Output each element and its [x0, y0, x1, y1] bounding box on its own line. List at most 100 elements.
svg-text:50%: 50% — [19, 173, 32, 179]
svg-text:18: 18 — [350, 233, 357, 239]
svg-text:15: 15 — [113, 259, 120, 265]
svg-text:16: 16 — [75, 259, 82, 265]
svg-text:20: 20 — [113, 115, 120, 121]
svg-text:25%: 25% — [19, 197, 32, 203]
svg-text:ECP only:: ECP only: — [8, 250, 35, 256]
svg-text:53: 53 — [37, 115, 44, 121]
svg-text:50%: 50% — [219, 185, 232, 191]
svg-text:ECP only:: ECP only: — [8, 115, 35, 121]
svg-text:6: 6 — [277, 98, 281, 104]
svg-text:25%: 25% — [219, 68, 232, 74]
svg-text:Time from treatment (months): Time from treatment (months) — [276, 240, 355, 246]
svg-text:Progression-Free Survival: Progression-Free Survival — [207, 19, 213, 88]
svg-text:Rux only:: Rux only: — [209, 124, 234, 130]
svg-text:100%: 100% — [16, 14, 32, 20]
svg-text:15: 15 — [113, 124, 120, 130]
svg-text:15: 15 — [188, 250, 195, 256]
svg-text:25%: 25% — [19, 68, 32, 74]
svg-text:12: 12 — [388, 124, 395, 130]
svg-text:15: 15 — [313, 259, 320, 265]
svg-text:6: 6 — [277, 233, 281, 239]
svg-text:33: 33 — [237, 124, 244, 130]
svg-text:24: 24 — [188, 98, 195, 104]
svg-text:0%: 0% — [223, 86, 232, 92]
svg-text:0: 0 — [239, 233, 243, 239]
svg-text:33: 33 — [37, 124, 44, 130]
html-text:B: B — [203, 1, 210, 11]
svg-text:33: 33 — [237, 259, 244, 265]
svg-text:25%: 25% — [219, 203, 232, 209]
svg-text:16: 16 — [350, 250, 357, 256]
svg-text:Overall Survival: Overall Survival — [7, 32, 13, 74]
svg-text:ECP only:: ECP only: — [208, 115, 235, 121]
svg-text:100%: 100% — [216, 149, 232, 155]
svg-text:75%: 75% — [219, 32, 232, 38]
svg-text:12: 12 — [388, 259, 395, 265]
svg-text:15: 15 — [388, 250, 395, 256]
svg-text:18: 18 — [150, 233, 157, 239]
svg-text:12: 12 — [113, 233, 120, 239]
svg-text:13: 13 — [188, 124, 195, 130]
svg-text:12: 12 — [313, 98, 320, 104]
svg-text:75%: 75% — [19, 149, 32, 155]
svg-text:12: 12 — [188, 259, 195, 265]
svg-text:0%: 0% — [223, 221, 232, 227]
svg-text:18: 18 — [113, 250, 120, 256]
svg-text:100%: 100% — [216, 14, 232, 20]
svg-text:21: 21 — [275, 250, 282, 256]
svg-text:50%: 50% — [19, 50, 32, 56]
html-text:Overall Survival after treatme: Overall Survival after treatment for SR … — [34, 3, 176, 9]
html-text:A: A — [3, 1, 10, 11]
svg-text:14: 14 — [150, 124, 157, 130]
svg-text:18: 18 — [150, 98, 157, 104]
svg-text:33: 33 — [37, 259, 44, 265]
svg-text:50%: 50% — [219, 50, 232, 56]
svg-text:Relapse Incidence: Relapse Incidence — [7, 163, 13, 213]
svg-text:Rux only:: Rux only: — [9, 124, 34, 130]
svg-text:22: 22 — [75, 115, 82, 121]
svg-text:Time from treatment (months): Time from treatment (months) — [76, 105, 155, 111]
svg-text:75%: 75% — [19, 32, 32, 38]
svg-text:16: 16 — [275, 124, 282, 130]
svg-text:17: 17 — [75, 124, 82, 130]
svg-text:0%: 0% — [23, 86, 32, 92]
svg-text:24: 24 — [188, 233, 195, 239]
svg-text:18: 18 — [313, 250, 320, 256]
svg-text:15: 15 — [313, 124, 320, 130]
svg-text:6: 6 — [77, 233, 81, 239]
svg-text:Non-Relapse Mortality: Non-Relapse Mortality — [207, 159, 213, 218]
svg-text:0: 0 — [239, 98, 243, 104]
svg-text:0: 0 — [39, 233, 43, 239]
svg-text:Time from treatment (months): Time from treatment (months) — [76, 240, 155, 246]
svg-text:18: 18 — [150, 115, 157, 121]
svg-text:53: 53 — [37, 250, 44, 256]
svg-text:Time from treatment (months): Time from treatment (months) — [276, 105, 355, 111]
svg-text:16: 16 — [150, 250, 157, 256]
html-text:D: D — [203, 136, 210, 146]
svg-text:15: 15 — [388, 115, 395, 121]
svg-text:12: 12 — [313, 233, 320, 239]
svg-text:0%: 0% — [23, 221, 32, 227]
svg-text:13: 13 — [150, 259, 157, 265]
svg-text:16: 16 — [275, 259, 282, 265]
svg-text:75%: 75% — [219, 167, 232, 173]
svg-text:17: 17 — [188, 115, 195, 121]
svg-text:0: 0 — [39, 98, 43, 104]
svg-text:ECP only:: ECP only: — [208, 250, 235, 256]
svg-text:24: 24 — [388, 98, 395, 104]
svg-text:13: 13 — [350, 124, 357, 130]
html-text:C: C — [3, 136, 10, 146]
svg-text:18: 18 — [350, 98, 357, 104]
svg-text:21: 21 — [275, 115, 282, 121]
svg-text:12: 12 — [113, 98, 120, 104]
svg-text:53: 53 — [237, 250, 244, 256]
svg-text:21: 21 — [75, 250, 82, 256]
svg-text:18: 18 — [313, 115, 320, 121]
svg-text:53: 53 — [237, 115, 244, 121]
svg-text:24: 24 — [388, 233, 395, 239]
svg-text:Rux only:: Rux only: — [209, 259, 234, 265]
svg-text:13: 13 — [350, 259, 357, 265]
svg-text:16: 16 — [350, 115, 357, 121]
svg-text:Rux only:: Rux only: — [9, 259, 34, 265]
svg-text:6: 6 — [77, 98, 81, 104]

__________________________________________________

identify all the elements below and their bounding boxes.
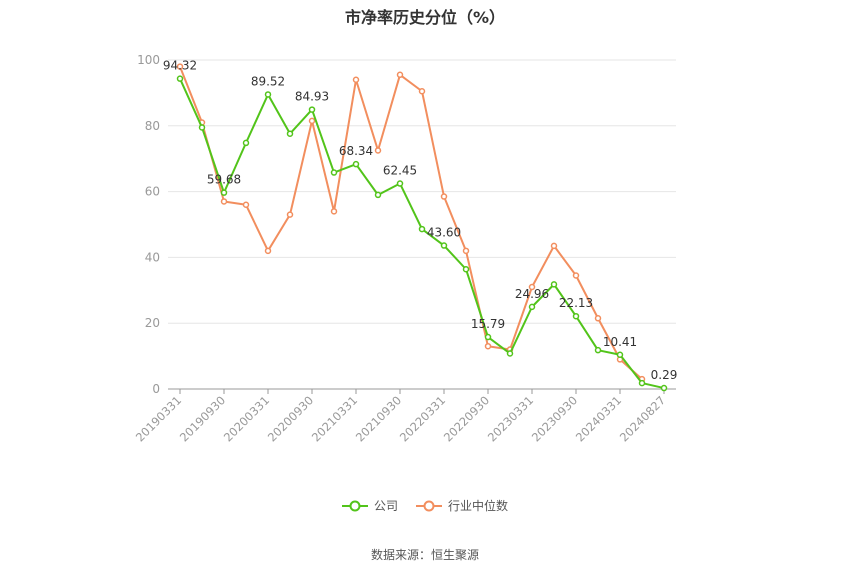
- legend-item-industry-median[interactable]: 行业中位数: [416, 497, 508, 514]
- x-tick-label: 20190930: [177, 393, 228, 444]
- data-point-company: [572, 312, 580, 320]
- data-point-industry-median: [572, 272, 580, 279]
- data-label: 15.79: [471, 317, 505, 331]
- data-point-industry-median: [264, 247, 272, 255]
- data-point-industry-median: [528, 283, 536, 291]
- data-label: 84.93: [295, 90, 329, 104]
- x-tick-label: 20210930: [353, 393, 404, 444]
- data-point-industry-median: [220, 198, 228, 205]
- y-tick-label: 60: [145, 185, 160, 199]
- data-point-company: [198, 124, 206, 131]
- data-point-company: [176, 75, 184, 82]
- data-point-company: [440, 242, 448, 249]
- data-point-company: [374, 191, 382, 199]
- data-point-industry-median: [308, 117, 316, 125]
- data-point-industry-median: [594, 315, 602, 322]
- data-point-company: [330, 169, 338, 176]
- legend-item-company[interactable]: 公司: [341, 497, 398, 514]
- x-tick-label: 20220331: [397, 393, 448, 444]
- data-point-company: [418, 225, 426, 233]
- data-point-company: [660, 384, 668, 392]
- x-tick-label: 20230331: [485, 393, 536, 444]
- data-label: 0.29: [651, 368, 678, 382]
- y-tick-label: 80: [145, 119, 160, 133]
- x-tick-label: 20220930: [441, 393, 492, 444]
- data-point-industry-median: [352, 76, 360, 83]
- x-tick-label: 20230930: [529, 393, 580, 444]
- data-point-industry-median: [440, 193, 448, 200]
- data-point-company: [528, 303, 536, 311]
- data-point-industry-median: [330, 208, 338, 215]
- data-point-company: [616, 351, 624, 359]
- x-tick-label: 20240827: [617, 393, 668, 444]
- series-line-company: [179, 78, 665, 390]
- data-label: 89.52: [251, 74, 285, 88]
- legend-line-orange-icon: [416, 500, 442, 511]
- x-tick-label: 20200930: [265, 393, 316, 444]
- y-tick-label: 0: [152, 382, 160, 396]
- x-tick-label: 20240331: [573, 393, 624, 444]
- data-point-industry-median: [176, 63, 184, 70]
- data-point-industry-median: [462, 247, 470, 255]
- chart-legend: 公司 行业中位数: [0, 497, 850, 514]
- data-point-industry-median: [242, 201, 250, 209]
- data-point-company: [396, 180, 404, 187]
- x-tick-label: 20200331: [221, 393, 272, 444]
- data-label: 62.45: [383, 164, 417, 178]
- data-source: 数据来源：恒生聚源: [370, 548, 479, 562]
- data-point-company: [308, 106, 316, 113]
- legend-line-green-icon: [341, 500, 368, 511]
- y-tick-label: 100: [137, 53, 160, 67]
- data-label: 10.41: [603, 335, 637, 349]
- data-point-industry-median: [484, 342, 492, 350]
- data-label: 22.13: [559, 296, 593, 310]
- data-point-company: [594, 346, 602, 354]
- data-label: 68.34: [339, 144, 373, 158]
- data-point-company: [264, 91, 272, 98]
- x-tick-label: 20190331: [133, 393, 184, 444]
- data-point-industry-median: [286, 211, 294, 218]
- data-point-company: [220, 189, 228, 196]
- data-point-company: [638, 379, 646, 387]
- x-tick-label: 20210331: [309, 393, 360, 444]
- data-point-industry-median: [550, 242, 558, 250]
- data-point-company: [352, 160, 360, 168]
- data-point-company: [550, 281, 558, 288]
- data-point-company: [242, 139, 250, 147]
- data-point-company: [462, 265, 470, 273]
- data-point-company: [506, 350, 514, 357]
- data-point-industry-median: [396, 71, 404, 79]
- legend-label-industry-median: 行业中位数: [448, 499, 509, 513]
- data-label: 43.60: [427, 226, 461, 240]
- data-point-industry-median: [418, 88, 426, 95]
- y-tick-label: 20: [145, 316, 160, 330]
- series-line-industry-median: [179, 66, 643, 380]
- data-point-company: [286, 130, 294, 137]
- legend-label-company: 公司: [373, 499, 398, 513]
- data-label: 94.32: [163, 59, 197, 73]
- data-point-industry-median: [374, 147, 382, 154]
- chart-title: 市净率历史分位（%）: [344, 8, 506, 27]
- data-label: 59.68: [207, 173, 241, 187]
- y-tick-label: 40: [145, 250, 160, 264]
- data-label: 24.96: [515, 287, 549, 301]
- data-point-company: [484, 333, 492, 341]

__________________________________________________

:: Written instruction ::
Quote the lines from the one containing "Output each element" through the one containing "svg-text:16: 16 — [75, 259, 82, 265]", inclusive, character for character.

:: Answer to this problem ::
Output each element and its [x0, y0, x1, y1] bounding box on its own line. List at most 100 elements.
svg-text:50%: 50% — [19, 173, 32, 179]
svg-text:18: 18 — [350, 233, 357, 239]
svg-text:15: 15 — [113, 259, 120, 265]
svg-text:16: 16 — [75, 259, 82, 265]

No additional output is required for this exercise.